What is the number of lines containing the string "this"? Answer with the number only.

(Records from a dataset)
────────────────────

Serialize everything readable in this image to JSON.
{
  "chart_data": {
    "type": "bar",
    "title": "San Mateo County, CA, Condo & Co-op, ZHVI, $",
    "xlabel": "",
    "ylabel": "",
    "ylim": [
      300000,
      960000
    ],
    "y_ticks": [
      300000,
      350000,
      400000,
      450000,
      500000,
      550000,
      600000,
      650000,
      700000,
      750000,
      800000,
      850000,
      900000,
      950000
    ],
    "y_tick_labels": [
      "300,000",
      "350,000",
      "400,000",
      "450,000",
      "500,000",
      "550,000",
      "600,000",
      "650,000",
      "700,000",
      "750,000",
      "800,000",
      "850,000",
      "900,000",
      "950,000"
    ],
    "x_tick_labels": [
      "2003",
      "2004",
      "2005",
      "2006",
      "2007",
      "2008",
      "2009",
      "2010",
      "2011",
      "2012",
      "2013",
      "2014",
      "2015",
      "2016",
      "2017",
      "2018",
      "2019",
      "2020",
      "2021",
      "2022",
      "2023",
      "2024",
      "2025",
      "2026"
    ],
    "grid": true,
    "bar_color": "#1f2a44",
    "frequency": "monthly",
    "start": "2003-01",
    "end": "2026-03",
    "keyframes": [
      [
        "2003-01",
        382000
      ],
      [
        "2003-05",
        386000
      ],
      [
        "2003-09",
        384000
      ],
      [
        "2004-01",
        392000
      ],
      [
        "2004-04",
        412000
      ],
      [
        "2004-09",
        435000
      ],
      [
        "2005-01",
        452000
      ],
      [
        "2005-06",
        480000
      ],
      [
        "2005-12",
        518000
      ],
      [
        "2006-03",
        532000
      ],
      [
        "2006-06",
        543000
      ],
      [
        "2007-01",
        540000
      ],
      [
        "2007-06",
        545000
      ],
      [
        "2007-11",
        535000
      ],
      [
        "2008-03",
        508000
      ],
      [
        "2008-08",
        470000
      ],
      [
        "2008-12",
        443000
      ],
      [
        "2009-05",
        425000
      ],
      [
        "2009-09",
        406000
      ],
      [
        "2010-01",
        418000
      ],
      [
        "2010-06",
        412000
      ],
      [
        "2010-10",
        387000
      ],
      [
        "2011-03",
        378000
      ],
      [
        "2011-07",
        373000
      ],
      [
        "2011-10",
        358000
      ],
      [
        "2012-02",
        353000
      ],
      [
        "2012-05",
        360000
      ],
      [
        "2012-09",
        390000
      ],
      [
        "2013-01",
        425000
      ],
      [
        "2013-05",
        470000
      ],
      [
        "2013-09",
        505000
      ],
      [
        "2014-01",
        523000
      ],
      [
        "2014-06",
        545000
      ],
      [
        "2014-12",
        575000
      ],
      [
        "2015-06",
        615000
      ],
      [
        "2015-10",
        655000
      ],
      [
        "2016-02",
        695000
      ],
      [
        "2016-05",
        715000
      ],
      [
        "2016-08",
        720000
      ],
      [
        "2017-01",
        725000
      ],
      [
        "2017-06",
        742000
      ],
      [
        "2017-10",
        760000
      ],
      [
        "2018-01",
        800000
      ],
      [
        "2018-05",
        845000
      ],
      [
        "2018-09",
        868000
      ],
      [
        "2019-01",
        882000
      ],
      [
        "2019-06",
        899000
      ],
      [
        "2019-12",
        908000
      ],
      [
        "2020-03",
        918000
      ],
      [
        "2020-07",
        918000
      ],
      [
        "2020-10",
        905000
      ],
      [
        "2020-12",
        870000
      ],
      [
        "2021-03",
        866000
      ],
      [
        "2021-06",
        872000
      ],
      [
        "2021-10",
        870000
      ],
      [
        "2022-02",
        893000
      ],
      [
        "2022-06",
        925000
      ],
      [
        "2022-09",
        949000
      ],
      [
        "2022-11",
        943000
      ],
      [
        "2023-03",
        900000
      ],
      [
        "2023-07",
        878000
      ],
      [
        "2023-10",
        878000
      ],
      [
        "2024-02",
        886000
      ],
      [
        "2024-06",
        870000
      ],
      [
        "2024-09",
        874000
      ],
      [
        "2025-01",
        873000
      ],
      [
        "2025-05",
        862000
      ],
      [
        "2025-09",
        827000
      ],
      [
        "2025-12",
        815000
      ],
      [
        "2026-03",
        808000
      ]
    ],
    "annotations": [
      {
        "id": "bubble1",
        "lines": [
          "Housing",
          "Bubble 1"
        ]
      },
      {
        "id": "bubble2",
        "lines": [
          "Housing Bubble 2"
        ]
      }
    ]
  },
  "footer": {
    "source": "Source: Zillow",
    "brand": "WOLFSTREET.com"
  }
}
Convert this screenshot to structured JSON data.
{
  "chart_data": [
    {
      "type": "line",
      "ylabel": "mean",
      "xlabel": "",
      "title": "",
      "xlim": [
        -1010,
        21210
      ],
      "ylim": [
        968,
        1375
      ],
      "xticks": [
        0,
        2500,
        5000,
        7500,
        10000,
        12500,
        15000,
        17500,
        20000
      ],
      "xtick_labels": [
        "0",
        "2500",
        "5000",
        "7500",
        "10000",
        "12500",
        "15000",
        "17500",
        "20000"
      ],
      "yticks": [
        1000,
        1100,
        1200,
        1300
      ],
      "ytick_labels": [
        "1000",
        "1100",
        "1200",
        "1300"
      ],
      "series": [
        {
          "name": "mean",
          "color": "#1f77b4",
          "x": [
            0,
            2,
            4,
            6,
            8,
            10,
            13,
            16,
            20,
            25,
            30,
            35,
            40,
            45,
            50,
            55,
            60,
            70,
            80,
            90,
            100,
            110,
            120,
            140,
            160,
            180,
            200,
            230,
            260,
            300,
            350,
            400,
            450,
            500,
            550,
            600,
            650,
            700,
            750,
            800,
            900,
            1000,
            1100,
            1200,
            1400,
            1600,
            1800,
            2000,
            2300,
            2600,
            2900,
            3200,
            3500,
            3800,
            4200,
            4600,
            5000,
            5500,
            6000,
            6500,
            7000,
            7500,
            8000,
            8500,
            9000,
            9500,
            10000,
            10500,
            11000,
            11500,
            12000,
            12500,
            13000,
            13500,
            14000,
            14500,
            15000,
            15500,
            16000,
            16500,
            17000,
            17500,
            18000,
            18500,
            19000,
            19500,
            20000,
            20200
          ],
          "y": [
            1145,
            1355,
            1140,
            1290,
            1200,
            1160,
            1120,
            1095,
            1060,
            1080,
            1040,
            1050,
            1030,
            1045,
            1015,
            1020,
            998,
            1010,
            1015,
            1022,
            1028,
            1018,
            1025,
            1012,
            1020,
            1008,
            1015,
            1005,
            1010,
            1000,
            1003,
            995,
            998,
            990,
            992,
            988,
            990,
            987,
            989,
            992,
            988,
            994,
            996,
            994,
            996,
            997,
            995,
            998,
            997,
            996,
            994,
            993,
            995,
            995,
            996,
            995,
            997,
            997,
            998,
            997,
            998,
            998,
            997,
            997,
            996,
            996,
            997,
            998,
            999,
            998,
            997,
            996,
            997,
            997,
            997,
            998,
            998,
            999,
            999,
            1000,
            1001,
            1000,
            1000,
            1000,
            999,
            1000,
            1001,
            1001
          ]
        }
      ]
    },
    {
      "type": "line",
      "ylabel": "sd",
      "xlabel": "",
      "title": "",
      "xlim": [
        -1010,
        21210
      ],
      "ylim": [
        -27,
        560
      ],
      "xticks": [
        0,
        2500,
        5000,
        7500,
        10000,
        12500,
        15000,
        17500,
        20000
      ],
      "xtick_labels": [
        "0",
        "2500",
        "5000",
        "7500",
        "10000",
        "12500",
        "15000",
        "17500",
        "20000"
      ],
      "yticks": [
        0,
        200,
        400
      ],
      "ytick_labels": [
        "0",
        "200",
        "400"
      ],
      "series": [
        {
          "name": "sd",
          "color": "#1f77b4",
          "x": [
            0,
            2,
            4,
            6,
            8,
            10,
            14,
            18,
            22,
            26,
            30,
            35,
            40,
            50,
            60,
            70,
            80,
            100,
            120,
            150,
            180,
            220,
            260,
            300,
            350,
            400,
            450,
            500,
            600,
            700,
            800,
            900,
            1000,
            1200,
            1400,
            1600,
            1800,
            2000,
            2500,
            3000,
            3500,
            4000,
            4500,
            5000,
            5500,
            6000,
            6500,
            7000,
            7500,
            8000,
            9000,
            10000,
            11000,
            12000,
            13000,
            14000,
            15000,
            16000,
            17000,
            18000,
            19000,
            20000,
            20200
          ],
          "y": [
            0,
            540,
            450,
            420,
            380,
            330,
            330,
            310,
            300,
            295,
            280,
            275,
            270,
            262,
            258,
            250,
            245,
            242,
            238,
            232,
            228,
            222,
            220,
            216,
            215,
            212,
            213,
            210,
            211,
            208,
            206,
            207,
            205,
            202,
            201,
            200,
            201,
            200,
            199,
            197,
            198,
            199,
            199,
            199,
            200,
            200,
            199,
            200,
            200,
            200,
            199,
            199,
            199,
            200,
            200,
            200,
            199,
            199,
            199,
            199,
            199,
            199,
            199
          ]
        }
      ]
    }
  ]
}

────────────────────

» **Complete response**:
2